#### [GIVEN DATA]
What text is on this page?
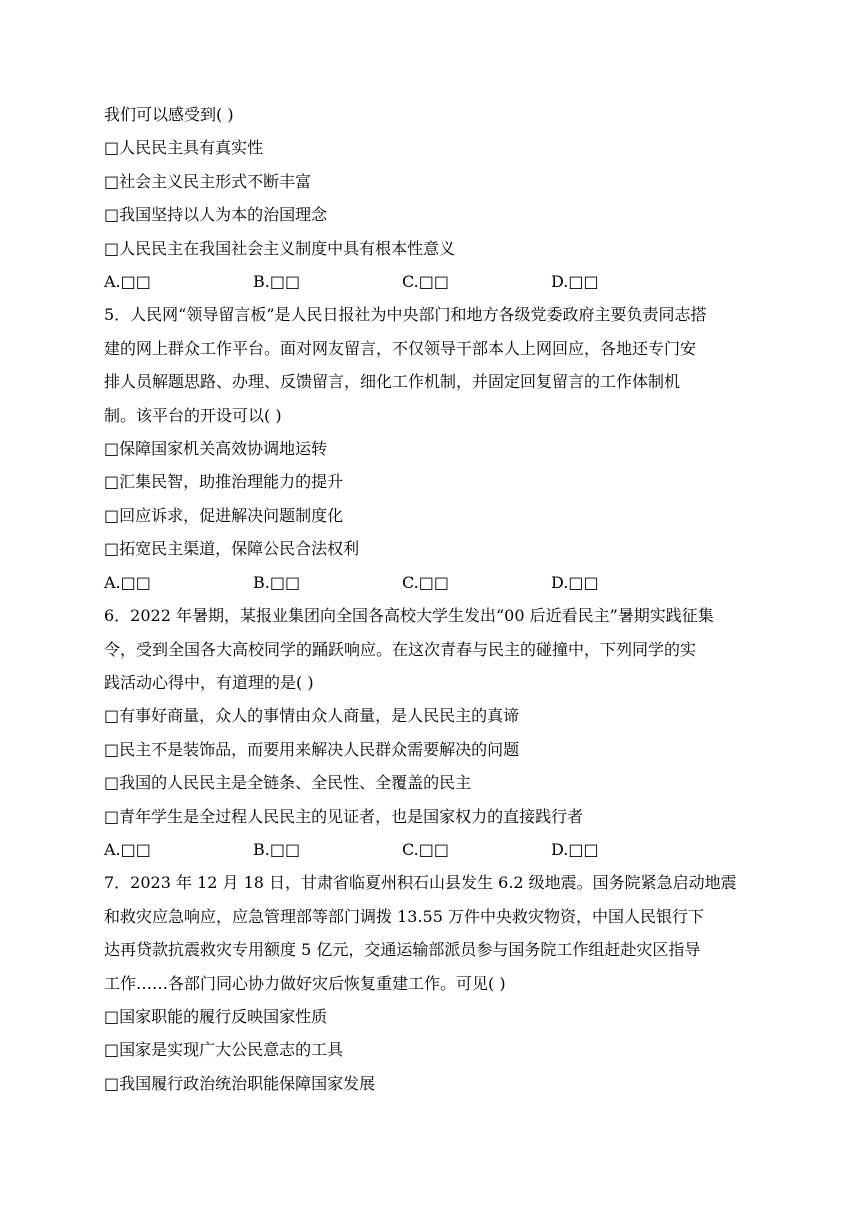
我们可以感受到( )
□人民民主具有真实性
□社会主义民主形式不断丰富
□我国坚持以人为本的治国理念
□人民民主在我国社会主义制度中具有根本性意义
A.□□	B.□□	C.□□	D.□□
5．人民网“领导留言板”是人民日报社为中央部门和地方各级党委政府主要负责同志搭
建的网上群众工作平台。面对网友留言，不仅领导干部本人上网回应，各地还专门安
排人员解题思路、办理、反馈留言，细化工作机制，并固定回复留言的工作体制机
制。该平台的开设可以( )
□保障国家机关高效协调地运转
□汇集民智，助推治理能力的提升
□回应诉求，促进解决问题制度化
□拓宽民主渠道，保障公民合法权利
A.□□	B.□□	C.□□	D.□□
6．2022 年暑期，某报业集团向全国各高校大学生发出“00 后近看民主”暑期实践征集
令，受到全国各大高校同学的踊跃响应。在这次青春与民主的碰撞中，下列同学的实
践活动心得中，有道理的是( )
□有事好商量，众人的事情由众人商量，是人民民主的真谛
□民主不是装饰品，而要用来解决人民群众需要解决的问题
□我国的人民民主是全链条、全民性、全覆盖的民主
□青年学生是全过程人民民主的见证者，也是国家权力的直接践行者
A.□□	B.□□	C.□□	D.□□
7．2023 年 12 月 18 日，甘肃省临夏州积石山县发生 6.2 级地震。国务院紧急启动地震
和救灾应急响应，应急管理部等部门调拨 13.55 万件中央救灾物资，中国人民银行下
达再贷款抗震救灾专用额度 5 亿元，交通运输部派员参与国务院工作组赶赴灾区指导
工作……各部门同心协力做好灾后恢复重建工作。可见( )
□国家职能的履行反映国家性质
□国家是实现广大公民意志的工具
□我国履行政治统治职能保障国家发展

#### [WHAT THE TASK ASKS]
All of the records above must be copied exactly, except for the pictures.

#### [RESPONSE TO THE EXERCISE]
What text is on this page?
我们可以感受到( )
□人民民主具有真实性
□社会主义民主形式不断丰富
□我国坚持以人为本的治国理念
□人民民主在我国社会主义制度中具有根本性意义
A.□□	B.□□	C.□□	D.□□
5．人民网“领导留言板”是人民日报社为中央部门和地方各级党委政府主要负责同志搭
建的网上群众工作平台。面对网友留言，不仅领导干部本人上网回应，各地还专门安
排人员解题思路、办理、反馈留言，细化工作机制，并固定回复留言的工作体制机
制。该平台的开设可以( )
□保障国家机关高效协调地运转
□汇集民智，助推治理能力的提升
□回应诉求，促进解决问题制度化
□拓宽民主渠道，保障公民合法权利
A.□□	B.□□	C.□□	D.□□
6．2022 年暑期，某报业集团向全国各高校大学生发出“00 后近看民主”暑期实践征集
令，受到全国各大高校同学的踊跃响应。在这次青春与民主的碰撞中，下列同学的实
践活动心得中，有道理的是( )
□有事好商量，众人的事情由众人商量，是人民民主的真谛
□民主不是装饰品，而要用来解决人民群众需要解决的问题
□我国的人民民主是全链条、全民性、全覆盖的民主
□青年学生是全过程人民民主的见证者，也是国家权力的直接践行者
A.□□	B.□□	C.□□	D.□□
7．2023 年 12 月 18 日，甘肃省临夏州积石山县发生 6.2 级地震。国务院紧急启动地震
和救灾应急响应，应急管理部等部门调拨 13.55 万件中央救灾物资，中国人民银行下
达再贷款抗震救灾专用额度 5 亿元，交通运输部派员参与国务院工作组赶赴灾区指导
工作……各部门同心协力做好灾后恢复重建工作。可见( )
□国家职能的履行反映国家性质
□国家是实现广大公民意志的工具
□我国履行政治统治职能保障国家发展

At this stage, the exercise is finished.